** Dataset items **
* * *

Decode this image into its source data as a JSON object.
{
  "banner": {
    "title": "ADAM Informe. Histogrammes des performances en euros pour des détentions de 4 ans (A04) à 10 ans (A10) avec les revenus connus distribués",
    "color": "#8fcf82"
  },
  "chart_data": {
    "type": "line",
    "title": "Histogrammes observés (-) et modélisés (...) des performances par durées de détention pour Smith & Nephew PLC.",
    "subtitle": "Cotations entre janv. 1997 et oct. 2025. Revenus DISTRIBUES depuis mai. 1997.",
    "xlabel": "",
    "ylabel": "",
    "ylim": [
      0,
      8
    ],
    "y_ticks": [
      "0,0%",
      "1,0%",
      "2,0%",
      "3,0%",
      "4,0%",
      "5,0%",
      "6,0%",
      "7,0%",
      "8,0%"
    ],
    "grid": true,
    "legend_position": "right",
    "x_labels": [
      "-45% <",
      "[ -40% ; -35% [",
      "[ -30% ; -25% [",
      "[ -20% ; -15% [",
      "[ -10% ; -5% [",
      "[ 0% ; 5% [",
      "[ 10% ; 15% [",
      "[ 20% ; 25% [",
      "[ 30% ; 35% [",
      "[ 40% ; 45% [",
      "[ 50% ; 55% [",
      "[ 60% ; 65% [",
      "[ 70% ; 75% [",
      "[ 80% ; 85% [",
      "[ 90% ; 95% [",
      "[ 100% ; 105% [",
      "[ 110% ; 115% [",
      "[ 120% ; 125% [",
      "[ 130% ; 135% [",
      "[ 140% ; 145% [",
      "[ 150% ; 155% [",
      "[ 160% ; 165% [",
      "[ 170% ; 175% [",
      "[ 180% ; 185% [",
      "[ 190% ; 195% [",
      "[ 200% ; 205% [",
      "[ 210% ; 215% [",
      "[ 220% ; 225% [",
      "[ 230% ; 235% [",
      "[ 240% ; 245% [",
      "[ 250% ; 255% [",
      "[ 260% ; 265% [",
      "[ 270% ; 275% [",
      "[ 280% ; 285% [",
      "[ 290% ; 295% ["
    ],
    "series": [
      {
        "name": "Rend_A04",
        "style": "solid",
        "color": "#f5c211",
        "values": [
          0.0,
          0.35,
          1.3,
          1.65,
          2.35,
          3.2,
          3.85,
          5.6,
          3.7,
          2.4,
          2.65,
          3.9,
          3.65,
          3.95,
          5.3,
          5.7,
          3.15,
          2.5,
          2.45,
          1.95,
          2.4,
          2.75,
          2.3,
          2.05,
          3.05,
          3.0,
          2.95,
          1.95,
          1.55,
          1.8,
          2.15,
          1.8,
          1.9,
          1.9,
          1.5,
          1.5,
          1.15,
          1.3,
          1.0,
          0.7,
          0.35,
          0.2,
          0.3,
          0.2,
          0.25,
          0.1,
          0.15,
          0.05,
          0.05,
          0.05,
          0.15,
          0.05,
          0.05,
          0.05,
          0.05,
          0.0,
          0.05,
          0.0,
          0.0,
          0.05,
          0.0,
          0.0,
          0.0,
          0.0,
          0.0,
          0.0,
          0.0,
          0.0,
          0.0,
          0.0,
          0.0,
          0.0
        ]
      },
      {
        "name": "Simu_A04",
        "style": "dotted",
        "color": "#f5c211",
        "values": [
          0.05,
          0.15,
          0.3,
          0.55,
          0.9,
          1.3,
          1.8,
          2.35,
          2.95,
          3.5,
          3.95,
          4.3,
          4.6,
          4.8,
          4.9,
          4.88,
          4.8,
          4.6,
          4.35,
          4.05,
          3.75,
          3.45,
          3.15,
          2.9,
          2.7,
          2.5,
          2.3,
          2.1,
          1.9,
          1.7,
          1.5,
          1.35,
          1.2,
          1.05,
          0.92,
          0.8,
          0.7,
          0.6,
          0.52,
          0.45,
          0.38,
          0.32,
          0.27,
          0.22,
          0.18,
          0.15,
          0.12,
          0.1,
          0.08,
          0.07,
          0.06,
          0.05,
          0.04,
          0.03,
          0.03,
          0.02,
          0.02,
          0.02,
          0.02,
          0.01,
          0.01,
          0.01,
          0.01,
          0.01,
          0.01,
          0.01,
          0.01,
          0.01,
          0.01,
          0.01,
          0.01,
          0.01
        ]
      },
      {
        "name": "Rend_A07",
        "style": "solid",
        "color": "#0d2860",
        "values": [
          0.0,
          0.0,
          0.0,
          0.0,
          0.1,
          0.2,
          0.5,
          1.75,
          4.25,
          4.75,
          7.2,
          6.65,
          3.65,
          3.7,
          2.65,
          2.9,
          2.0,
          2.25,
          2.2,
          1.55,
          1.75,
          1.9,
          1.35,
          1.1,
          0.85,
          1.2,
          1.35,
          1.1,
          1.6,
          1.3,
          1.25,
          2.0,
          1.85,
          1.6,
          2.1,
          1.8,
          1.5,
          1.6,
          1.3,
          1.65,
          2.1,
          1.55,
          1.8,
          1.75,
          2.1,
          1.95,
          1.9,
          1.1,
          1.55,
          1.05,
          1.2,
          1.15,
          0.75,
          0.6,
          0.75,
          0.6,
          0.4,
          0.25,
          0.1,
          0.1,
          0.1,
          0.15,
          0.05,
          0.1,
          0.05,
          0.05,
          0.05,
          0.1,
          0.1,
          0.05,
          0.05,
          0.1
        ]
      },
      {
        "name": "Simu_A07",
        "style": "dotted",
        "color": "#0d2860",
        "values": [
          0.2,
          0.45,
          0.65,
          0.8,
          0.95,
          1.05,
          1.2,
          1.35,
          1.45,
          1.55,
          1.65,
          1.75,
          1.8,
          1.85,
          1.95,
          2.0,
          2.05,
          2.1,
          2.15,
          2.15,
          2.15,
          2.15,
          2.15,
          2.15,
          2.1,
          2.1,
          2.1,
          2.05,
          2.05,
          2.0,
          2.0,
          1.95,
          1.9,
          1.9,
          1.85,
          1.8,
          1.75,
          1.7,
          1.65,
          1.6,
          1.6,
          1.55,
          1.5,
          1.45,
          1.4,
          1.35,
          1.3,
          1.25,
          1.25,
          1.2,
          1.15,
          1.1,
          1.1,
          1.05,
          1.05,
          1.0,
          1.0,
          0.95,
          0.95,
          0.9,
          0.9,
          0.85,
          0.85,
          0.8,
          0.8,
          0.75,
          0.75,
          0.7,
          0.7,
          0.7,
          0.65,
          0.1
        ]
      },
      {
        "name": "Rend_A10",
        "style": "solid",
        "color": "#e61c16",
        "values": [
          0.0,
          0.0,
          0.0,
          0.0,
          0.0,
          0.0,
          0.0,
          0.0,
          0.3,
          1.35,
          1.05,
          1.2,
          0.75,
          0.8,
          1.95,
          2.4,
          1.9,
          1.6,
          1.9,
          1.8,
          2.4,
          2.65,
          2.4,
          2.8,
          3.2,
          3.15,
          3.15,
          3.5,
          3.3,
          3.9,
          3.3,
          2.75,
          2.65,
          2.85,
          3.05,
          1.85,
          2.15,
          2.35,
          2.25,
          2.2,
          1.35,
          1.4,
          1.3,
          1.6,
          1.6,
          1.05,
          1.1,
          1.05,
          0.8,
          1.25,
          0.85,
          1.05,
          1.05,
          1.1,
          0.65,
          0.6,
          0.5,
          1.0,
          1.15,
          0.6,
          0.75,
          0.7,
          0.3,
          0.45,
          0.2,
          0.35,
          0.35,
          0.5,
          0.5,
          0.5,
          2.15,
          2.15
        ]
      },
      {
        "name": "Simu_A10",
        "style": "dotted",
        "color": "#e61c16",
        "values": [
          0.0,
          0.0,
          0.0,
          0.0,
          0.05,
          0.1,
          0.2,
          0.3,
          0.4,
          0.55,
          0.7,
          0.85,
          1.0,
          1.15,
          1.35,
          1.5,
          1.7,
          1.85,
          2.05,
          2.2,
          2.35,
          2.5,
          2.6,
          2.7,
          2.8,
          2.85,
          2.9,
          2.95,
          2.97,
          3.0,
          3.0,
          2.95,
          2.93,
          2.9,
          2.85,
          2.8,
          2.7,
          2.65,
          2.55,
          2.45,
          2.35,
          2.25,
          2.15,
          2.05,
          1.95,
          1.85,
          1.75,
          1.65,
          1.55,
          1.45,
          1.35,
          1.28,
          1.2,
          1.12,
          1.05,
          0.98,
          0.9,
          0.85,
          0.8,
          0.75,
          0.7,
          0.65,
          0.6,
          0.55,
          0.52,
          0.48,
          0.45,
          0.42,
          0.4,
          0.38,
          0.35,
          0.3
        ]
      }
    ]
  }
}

* * *

** Your task **
In the listing, find each line with the string "Histogrammes" and copy it.

** Final result **
    "title": "ADAM Informe. Histogrammes des performances en euros pour des détentions de 4 ans (A04) à 10 ans (A10) avec les revenus connus distribués",
    "title": "Histogrammes observés (-) et modélisés (...) des performances par durées de détention pour Smith & Nephew PLC.",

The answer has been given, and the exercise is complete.